JOB:
Gather, from the data below, each line in which the word "これ助かった" occurs.

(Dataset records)
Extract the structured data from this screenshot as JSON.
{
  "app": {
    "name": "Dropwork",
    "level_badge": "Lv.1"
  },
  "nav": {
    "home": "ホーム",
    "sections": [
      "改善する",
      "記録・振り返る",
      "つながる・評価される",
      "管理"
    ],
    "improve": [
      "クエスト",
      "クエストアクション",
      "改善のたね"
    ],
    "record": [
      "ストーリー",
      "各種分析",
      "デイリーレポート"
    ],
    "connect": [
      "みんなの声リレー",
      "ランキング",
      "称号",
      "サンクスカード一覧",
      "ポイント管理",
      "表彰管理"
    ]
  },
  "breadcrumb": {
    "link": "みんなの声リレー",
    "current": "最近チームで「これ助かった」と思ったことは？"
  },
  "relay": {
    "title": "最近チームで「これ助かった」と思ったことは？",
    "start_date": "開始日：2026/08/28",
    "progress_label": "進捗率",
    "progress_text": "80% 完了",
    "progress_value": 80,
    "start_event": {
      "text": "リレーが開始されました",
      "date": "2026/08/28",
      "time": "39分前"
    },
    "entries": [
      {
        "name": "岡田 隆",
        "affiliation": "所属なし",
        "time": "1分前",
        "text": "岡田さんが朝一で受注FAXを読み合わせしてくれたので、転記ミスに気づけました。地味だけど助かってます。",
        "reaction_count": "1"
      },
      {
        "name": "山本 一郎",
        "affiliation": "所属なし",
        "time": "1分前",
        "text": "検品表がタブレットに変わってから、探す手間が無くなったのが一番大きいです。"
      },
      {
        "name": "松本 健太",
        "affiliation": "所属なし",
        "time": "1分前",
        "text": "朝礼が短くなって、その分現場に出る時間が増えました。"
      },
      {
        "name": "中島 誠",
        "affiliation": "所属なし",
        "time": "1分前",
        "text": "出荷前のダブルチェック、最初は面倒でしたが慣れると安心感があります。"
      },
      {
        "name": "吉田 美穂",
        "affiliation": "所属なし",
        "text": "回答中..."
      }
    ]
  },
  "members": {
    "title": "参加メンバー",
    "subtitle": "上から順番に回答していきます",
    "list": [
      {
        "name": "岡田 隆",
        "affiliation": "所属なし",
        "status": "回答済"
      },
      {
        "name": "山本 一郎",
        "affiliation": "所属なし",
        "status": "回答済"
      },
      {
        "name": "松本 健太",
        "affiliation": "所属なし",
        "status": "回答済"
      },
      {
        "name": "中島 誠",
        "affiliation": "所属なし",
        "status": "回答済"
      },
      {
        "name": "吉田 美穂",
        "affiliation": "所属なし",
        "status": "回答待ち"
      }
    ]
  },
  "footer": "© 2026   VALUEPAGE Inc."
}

ANSWER TO THE PROBLEM:
    "current": "最近チームで「これ助かった」と思ったことは？"
    "title": "最近チームで「これ助かった」と思ったことは？",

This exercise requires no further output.